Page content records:
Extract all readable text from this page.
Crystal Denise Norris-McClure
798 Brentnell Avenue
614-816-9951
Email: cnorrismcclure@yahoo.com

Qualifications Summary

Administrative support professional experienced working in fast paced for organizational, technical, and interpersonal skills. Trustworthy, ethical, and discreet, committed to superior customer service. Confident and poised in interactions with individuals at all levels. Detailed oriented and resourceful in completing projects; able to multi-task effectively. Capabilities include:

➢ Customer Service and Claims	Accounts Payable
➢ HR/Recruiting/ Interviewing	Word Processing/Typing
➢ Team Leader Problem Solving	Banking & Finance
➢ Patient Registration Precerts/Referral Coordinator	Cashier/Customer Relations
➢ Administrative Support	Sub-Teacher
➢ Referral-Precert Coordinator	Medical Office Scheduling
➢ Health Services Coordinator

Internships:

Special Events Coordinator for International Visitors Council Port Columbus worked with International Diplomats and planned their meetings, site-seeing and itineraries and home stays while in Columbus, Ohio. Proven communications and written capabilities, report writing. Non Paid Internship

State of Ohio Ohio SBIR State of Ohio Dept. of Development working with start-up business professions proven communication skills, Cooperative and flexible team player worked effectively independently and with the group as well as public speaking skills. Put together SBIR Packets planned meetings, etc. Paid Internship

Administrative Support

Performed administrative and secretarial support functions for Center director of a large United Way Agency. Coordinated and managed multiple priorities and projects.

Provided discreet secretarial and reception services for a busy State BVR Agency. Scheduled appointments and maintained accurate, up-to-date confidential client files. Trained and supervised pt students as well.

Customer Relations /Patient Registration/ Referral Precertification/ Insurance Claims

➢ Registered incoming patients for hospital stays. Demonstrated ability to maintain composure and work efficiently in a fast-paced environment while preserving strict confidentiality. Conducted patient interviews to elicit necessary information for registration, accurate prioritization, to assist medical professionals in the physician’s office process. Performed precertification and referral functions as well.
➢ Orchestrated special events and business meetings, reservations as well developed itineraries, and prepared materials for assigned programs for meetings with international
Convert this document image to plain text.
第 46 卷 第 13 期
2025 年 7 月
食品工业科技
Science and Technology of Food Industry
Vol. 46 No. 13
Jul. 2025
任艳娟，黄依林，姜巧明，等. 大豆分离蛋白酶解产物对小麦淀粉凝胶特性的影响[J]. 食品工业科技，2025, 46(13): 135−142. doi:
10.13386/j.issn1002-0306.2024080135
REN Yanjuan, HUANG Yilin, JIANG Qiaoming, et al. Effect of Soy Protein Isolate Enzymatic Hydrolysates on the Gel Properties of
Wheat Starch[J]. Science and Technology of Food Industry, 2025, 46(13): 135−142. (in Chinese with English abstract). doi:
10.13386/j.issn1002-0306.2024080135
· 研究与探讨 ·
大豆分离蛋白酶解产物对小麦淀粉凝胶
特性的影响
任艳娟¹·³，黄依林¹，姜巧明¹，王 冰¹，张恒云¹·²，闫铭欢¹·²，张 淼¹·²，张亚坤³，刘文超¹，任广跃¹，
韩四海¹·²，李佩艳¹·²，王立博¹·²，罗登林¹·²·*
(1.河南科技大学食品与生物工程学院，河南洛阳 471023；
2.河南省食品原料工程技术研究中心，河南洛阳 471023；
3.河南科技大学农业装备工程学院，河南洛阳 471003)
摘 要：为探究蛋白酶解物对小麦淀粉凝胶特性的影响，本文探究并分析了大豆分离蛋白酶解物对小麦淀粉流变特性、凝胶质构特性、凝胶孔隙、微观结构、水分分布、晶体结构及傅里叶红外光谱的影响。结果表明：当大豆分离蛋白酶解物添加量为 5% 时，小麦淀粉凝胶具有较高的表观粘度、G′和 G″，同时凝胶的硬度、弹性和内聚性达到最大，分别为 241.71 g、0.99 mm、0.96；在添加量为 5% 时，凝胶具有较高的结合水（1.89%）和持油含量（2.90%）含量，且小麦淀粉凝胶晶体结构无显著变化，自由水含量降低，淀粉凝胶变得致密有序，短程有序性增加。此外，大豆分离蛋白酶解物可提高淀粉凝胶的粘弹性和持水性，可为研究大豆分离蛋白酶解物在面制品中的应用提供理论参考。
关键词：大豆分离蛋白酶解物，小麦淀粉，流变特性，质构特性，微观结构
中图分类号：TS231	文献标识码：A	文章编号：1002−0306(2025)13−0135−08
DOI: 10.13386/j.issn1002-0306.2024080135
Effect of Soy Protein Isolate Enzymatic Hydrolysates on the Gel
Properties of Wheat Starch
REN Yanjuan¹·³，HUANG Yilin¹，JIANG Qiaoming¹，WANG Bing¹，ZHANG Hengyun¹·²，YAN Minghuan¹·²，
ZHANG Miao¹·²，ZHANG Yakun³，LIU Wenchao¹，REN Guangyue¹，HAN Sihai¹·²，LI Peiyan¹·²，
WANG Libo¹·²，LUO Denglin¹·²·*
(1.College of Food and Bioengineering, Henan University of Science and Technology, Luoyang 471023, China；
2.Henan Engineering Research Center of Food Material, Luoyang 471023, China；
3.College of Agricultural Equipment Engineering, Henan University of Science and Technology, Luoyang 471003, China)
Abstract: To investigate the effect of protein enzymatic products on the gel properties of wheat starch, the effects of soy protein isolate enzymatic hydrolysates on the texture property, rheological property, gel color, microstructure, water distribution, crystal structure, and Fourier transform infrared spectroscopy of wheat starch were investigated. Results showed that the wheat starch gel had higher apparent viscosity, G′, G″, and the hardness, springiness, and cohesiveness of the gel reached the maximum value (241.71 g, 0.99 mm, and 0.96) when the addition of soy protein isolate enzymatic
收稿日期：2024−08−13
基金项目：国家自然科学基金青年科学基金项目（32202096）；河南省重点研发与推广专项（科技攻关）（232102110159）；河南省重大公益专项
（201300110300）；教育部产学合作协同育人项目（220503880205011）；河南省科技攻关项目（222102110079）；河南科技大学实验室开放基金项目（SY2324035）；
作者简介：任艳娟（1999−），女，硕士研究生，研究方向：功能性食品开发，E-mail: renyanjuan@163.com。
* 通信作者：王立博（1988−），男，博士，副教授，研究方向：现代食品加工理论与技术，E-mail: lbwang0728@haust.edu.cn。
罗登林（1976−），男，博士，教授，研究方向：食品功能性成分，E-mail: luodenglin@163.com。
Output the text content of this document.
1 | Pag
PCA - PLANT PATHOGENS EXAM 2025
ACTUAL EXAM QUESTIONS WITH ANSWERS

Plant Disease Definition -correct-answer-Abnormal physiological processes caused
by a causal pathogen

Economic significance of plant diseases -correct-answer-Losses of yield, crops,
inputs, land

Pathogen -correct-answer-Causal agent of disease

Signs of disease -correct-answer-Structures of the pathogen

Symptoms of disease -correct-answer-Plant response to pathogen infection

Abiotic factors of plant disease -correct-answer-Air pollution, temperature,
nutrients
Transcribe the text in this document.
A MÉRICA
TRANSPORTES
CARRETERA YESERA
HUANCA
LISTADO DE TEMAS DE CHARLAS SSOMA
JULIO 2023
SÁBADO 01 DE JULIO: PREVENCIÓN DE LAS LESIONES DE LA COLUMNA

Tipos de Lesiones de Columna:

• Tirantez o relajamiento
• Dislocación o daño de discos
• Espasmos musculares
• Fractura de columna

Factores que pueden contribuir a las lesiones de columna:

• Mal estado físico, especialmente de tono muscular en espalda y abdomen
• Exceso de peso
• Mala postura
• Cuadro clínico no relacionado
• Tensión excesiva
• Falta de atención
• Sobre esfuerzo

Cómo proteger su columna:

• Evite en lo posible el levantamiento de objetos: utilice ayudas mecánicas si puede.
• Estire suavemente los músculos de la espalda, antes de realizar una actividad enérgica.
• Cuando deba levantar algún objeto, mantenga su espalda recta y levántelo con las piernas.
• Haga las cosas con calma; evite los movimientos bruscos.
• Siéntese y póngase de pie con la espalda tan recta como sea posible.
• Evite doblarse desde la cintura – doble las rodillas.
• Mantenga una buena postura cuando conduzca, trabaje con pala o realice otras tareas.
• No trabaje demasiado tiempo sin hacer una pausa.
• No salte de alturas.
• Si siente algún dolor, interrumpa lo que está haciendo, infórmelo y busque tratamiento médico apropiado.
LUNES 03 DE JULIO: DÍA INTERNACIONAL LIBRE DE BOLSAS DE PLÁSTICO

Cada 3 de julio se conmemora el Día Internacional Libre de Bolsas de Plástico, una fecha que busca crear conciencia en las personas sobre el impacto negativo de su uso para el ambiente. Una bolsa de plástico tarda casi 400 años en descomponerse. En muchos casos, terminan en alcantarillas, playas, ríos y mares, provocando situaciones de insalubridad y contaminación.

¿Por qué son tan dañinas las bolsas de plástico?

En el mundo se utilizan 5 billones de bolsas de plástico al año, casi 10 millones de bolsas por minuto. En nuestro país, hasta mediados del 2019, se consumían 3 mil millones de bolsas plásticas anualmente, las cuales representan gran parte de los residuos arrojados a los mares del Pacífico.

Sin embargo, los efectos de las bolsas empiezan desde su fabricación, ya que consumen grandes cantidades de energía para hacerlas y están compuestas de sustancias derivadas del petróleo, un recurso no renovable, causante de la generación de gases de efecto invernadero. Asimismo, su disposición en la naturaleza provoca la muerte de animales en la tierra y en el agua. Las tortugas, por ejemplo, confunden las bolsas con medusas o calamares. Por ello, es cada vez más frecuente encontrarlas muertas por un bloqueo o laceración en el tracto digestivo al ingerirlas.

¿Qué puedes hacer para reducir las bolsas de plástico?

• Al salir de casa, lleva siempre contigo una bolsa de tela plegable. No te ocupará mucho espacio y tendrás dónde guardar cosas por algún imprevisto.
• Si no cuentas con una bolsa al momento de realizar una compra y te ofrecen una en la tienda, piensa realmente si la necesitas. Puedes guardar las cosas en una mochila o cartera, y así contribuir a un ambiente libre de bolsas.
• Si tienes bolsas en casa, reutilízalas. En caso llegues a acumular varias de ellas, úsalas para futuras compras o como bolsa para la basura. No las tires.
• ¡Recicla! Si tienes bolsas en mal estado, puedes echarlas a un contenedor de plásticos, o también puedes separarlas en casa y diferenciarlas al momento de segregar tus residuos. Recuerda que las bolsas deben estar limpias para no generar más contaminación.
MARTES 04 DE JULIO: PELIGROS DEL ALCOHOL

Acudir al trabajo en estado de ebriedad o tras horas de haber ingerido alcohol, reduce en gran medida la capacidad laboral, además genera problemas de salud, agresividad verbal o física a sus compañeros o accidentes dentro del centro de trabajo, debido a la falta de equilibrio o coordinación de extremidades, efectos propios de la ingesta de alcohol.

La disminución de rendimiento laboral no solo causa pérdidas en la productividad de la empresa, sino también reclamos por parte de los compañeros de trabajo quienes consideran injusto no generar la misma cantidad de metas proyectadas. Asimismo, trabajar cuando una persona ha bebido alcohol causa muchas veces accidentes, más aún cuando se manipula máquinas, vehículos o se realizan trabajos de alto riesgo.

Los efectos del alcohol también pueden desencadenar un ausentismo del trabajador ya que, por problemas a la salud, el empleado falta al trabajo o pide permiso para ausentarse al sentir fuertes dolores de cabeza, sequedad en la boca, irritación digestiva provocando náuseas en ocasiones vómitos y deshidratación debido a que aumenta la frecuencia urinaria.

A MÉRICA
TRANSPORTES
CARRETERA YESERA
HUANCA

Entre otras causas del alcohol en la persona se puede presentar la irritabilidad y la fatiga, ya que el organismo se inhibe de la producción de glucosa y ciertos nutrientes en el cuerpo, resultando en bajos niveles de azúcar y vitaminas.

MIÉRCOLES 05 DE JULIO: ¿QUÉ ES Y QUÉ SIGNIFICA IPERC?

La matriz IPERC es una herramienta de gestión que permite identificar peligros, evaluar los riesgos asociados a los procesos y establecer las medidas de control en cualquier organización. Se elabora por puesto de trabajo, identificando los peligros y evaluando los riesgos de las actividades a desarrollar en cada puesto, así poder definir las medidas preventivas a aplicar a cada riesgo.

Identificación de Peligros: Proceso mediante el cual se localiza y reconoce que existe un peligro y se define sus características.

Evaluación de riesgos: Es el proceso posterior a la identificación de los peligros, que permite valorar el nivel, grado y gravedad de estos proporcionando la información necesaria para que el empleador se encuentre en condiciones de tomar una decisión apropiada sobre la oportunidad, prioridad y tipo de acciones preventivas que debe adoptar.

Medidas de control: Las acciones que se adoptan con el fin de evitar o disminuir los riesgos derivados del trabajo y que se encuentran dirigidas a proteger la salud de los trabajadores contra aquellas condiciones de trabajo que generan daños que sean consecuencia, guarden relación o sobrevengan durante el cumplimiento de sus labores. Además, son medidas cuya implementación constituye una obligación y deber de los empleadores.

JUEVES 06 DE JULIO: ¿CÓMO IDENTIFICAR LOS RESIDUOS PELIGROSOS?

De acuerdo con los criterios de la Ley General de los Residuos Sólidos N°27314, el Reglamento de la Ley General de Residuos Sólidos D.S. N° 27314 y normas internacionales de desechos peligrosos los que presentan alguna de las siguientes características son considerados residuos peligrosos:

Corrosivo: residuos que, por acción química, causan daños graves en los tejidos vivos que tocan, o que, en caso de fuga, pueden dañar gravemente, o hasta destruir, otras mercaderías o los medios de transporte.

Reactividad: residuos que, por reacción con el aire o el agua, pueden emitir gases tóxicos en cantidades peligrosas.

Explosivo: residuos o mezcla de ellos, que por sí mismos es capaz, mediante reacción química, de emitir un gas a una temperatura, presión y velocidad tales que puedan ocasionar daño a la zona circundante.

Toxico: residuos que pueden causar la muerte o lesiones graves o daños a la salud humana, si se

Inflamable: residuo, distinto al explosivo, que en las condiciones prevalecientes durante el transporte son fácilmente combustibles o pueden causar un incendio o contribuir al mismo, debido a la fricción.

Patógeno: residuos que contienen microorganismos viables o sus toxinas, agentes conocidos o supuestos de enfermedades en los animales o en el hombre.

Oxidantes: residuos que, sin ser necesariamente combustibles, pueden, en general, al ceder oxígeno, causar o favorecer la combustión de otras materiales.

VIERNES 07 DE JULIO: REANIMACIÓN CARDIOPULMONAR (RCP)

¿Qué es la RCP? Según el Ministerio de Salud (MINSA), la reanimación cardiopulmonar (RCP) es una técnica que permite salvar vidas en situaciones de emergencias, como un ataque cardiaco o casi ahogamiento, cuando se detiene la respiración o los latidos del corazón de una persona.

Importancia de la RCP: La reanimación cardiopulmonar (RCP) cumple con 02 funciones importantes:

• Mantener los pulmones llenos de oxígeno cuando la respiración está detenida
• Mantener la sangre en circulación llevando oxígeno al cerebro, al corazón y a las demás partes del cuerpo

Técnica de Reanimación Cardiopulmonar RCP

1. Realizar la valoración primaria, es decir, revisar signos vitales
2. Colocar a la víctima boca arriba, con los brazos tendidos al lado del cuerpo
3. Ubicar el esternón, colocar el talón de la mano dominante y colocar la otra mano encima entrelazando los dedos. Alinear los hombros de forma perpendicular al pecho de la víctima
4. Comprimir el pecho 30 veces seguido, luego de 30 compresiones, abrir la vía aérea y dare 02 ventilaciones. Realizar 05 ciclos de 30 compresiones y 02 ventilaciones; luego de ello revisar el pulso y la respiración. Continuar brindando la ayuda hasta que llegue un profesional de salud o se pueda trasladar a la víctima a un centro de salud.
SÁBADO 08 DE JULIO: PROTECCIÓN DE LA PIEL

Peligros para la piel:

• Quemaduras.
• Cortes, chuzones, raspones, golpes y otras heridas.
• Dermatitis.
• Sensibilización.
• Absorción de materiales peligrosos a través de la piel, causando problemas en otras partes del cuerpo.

Instructions for the task:
Find every line in the records above that contains the word "recta", and copy each one.

Output of the task:
• Cuando deba levantar algún objeto, mantenga su espalda recta y levántelo con las piernas.
• Siéntese y póngase de pie con la espalda tan recta como sea posible.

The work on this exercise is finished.